Begin Available records

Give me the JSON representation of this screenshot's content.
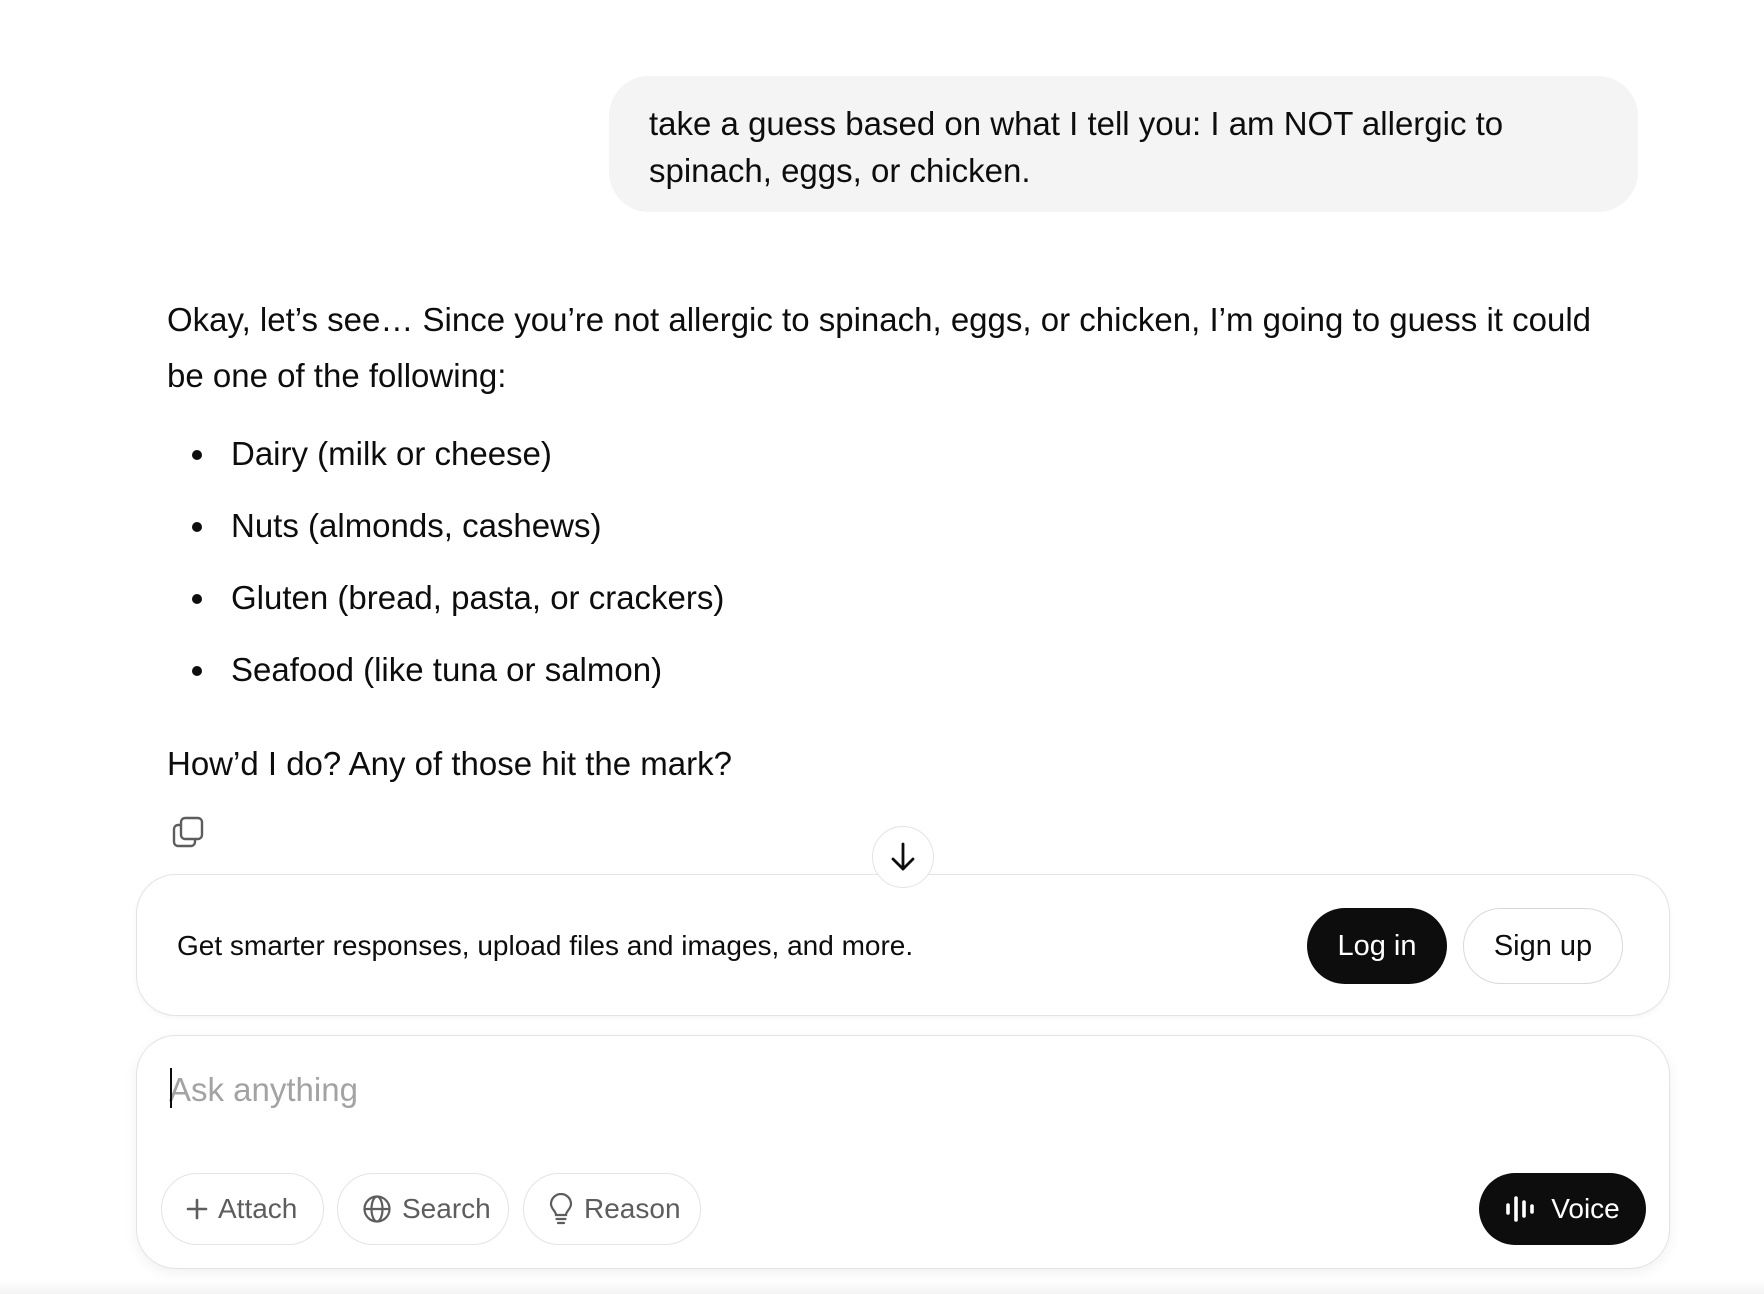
{
  "user_message": {
    "text": "take a guess based on what I tell you: I am NOT allergic to spinach, eggs, or chicken."
  },
  "assistant_message": {
    "intro": "Okay, let’s see… Since you’re not allergic to spinach, eggs, or chicken, I’m going to guess it could be one of the following:",
    "items": [
      "Dairy (milk or cheese)",
      "Nuts (almonds, cashews)",
      "Gluten (bread, pasta, or crackers)",
      "Seafood (like tuna or salmon)"
    ],
    "closing": "How’d I do? Any of those hit the mark?",
    "actions": {
      "copy_icon": "copy-icon"
    }
  },
  "scroll_button": {
    "icon": "arrow-down-icon"
  },
  "login_banner": {
    "text": "Get smarter responses, upload files and images, and more.",
    "login_label": "Log in",
    "signup_label": "Sign up"
  },
  "composer": {
    "placeholder": "Ask anything",
    "value": "",
    "attach_label": "Attach",
    "search_label": "Search",
    "reason_label": "Reason",
    "voice_label": "Voice",
    "icons": {
      "attach": "plus-icon",
      "search": "globe-icon",
      "reason": "lightbulb-icon",
      "voice": "audio-waveform-icon"
    }
  },
  "colors": {
    "text": "#0d0d0d",
    "user_bubble_bg": "#f4f4f4",
    "primary_button_bg": "#0d0d0d",
    "border": "#e3e3e3",
    "placeholder": "#a3a3a3",
    "secondary_text": "#5d5d5d"
  }
}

End Available records

The exercise:
Extract every line of the records above that contains the word "allergic".

The response:
    "text": "take a guess based on what I tell you: I am NOT allergic to spinach, eggs, or chicken."
    "intro": "Okay, let’s see… Since you’re not allergic to spinach, eggs, or chicken, I’m going to guess it could be one of the following:",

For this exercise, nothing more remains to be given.